:: INSTRUCTIONS TO FOLLOW ::
The records that follow need to be output exactly as they are.

:: DATA SHOWN ::
# # # #

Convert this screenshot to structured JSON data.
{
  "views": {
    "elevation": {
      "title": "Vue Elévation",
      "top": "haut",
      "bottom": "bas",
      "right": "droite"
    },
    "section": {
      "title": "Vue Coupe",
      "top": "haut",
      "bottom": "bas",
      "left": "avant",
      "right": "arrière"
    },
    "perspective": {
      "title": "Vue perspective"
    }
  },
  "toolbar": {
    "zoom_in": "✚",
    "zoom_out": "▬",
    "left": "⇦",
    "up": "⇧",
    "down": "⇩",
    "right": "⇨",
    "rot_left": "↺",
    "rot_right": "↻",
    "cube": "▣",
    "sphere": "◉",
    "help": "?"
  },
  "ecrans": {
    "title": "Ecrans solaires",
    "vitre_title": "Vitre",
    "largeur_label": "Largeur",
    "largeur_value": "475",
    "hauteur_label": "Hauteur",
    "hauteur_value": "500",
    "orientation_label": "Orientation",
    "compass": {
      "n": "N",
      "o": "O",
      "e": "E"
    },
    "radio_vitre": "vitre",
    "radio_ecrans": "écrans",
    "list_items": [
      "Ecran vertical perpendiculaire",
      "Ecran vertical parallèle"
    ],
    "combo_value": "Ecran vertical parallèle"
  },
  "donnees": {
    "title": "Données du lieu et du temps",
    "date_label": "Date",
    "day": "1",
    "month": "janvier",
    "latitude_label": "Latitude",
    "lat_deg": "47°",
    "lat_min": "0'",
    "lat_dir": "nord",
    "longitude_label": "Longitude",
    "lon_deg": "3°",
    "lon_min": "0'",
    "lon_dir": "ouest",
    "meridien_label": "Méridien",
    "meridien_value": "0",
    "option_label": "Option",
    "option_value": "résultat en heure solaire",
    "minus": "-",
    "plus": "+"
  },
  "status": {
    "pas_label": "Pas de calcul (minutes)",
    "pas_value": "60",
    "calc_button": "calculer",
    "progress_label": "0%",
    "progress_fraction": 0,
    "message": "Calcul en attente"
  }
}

# # # #

:: PROBLEM SOLUTION ::
Convert this screenshot to structured JSON data.
{
  "views": {
    "elevation": {
      "title": "Vue Elévation",
      "top": "haut",
      "bottom": "bas",
      "right": "droite"
    },
    "section": {
      "title": "Vue Coupe",
      "top": "haut",
      "bottom": "bas",
      "left": "avant",
      "right": "arrière"
    },
    "perspective": {
      "title": "Vue perspective"
    }
  },
  "toolbar": {
    "zoom_in": "✚",
    "zoom_out": "▬",
    "left": "⇦",
    "up": "⇧",
    "down": "⇩",
    "right": "⇨",
    "rot_left": "↺",
    "rot_right": "↻",
    "cube": "▣",
    "sphere": "◉",
    "help": "?"
  },
  "ecrans": {
    "title": "Ecrans solaires",
    "vitre_title": "Vitre",
    "largeur_label": "Largeur",
    "largeur_value": "475",
    "hauteur_label": "Hauteur",
    "hauteur_value": "500",
    "orientation_label": "Orientation",
    "compass": {
      "n": "N",
      "o": "O",
      "e": "E"
    },
    "radio_vitre": "vitre",
    "radio_ecrans": "écrans",
    "list_items": [
      "Ecran vertical perpendiculaire",
      "Ecran vertical parallèle"
    ],
    "combo_value": "Ecran vertical parallèle"
  },
  "donnees": {
    "title": "Données du lieu et du temps",
    "date_label": "Date",
    "day": "1",
    "month": "janvier",
    "latitude_label": "Latitude",
    "lat_deg": "47°",
    "lat_min": "0'",
    "lat_dir": "nord",
    "longitude_label": "Longitude",
    "lon_deg": "3°",
    "lon_min": "0'",
    "lon_dir": "ouest",
    "meridien_label": "Méridien",
    "meridien_value": "0",
    "option_label": "Option",
    "option_value": "résultat en heure solaire",
    "minus": "-",
    "plus": "+"
  },
  "status": {
    "pas_label": "Pas de calcul (minutes)",
    "pas_value": "60",
    "calc_button": "calculer",
    "progress_label": "0%",
    "progress_fraction": 0,
    "message": "Calcul en attente"
  }
}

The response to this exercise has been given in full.